• [GOAL] What follows is a set of records; repeat all of them exactly.

(A block of data)
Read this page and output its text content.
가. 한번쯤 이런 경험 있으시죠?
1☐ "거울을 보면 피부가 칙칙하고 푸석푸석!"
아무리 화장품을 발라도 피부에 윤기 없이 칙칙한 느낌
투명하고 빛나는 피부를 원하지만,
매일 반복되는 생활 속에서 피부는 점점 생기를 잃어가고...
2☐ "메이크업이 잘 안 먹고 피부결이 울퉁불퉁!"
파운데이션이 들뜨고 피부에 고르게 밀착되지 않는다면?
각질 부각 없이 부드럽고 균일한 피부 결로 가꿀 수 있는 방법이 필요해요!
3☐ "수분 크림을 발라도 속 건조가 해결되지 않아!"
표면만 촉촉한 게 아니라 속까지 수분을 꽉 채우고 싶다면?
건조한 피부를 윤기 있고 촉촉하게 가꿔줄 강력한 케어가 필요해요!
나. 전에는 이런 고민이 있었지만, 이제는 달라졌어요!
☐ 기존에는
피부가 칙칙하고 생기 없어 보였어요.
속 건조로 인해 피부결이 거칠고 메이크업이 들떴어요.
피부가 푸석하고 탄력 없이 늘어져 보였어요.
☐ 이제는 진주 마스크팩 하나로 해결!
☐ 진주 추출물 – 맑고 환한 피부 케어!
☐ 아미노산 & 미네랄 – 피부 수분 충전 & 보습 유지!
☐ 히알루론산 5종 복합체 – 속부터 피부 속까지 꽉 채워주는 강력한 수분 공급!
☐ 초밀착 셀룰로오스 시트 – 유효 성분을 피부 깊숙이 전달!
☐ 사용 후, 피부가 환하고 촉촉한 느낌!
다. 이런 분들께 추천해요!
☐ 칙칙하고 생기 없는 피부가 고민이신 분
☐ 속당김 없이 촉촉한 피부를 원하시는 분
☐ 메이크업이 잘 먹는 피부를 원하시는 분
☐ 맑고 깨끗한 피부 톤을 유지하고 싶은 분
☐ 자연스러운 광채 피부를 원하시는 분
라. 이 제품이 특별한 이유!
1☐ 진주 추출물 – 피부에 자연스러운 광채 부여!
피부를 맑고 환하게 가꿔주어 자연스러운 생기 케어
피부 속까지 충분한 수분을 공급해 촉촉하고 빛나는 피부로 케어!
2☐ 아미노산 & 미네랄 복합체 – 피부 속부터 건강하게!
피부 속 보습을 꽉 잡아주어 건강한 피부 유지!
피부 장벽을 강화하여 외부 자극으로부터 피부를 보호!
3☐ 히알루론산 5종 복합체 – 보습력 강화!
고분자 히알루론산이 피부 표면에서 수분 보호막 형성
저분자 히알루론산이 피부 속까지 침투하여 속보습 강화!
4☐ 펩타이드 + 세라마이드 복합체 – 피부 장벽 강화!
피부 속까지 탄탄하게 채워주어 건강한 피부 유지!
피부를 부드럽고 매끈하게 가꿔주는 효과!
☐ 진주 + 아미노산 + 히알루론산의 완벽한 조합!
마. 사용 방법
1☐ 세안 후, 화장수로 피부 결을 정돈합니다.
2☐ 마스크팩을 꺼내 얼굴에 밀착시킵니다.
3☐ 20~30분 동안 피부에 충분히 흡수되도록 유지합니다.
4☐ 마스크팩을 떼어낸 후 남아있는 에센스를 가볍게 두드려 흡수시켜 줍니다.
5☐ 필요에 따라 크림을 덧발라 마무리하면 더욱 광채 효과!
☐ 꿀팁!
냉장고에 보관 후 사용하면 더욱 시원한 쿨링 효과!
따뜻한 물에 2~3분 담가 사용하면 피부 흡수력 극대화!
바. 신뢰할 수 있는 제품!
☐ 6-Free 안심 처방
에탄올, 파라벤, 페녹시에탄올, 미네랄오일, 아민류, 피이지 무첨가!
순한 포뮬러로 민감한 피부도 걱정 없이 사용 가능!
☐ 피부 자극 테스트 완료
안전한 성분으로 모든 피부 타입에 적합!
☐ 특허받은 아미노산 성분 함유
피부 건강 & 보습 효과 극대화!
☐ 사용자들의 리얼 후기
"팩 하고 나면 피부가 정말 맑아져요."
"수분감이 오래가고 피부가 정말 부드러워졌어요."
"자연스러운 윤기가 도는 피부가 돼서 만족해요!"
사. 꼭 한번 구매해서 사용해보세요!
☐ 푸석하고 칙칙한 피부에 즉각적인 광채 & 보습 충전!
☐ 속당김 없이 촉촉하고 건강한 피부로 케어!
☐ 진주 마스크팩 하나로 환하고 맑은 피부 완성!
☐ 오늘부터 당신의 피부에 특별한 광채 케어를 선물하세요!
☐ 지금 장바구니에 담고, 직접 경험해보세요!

• [RESULT]
Read this page and output its text content.
가. 한번쯤 이런 경험 있으시죠?
1☐ "거울을 보면 피부가 칙칙하고 푸석푸석!"
아무리 화장품을 발라도 피부에 윤기 없이 칙칙한 느낌
투명하고 빛나는 피부를 원하지만,
매일 반복되는 생활 속에서 피부는 점점 생기를 잃어가고...
2☐ "메이크업이 잘 안 먹고 피부결이 울퉁불퉁!"
파운데이션이 들뜨고 피부에 고르게 밀착되지 않는다면?
각질 부각 없이 부드럽고 균일한 피부 결로 가꿀 수 있는 방법이 필요해요!
3☐ "수분 크림을 발라도 속 건조가 해결되지 않아!"
표면만 촉촉한 게 아니라 속까지 수분을 꽉 채우고 싶다면?
건조한 피부를 윤기 있고 촉촉하게 가꿔줄 강력한 케어가 필요해요!
나. 전에는 이런 고민이 있었지만, 이제는 달라졌어요!
☐ 기존에는
피부가 칙칙하고 생기 없어 보였어요.
속 건조로 인해 피부결이 거칠고 메이크업이 들떴어요.
피부가 푸석하고 탄력 없이 늘어져 보였어요.
☐ 이제는 진주 마스크팩 하나로 해결!
☐ 진주 추출물 – 맑고 환한 피부 케어!
☐ 아미노산 & 미네랄 – 피부 수분 충전 & 보습 유지!
☐ 히알루론산 5종 복합체 – 속부터 피부 속까지 꽉 채워주는 강력한 수분 공급!
☐ 초밀착 셀룰로오스 시트 – 유효 성분을 피부 깊숙이 전달!
☐ 사용 후, 피부가 환하고 촉촉한 느낌!
다. 이런 분들께 추천해요!
☐ 칙칙하고 생기 없는 피부가 고민이신 분
☐ 속당김 없이 촉촉한 피부를 원하시는 분
☐ 메이크업이 잘 먹는 피부를 원하시는 분
☐ 맑고 깨끗한 피부 톤을 유지하고 싶은 분
☐ 자연스러운 광채 피부를 원하시는 분
라. 이 제품이 특별한 이유!
1☐ 진주 추출물 – 피부에 자연스러운 광채 부여!
피부를 맑고 환하게 가꿔주어 자연스러운 생기 케어
피부 속까지 충분한 수분을 공급해 촉촉하고 빛나는 피부로 케어!
2☐ 아미노산 & 미네랄 복합체 – 피부 속부터 건강하게!
피부 속 보습을 꽉 잡아주어 건강한 피부 유지!
피부 장벽을 강화하여 외부 자극으로부터 피부를 보호!
3☐ 히알루론산 5종 복합체 – 보습력 강화!
고분자 히알루론산이 피부 표면에서 수분 보호막 형성
저분자 히알루론산이 피부 속까지 침투하여 속보습 강화!
4☐ 펩타이드 + 세라마이드 복합체 – 피부 장벽 강화!
피부 속까지 탄탄하게 채워주어 건강한 피부 유지!
피부를 부드럽고 매끈하게 가꿔주는 효과!
☐ 진주 + 아미노산 + 히알루론산의 완벽한 조합!
마. 사용 방법
1☐ 세안 후, 화장수로 피부 결을 정돈합니다.
2☐ 마스크팩을 꺼내 얼굴에 밀착시킵니다.
3☐ 20~30분 동안 피부에 충분히 흡수되도록 유지합니다.
4☐ 마스크팩을 떼어낸 후 남아있는 에센스를 가볍게 두드려 흡수시켜 줍니다.
5☐ 필요에 따라 크림을 덧발라 마무리하면 더욱 광채 효과!
☐ 꿀팁!
냉장고에 보관 후 사용하면 더욱 시원한 쿨링 효과!
따뜻한 물에 2~3분 담가 사용하면 피부 흡수력 극대화!
바. 신뢰할 수 있는 제품!
☐ 6-Free 안심 처방
에탄올, 파라벤, 페녹시에탄올, 미네랄오일, 아민류, 피이지 무첨가!
순한 포뮬러로 민감한 피부도 걱정 없이 사용 가능!
☐ 피부 자극 테스트 완료
안전한 성분으로 모든 피부 타입에 적합!
☐ 특허받은 아미노산 성분 함유
피부 건강 & 보습 효과 극대화!
☐ 사용자들의 리얼 후기
"팩 하고 나면 피부가 정말 맑아져요."
"수분감이 오래가고 피부가 정말 부드러워졌어요."
"자연스러운 윤기가 도는 피부가 돼서 만족해요!"
사. 꼭 한번 구매해서 사용해보세요!
☐ 푸석하고 칙칙한 피부에 즉각적인 광채 & 보습 충전!
☐ 속당김 없이 촉촉하고 건강한 피부로 케어!
☐ 진주 마스크팩 하나로 환하고 맑은 피부 완성!
☐ 오늘부터 당신의 피부에 특별한 광채 케어를 선물하세요!
☐ 지금 장바구니에 담고, 직접 경험해보세요!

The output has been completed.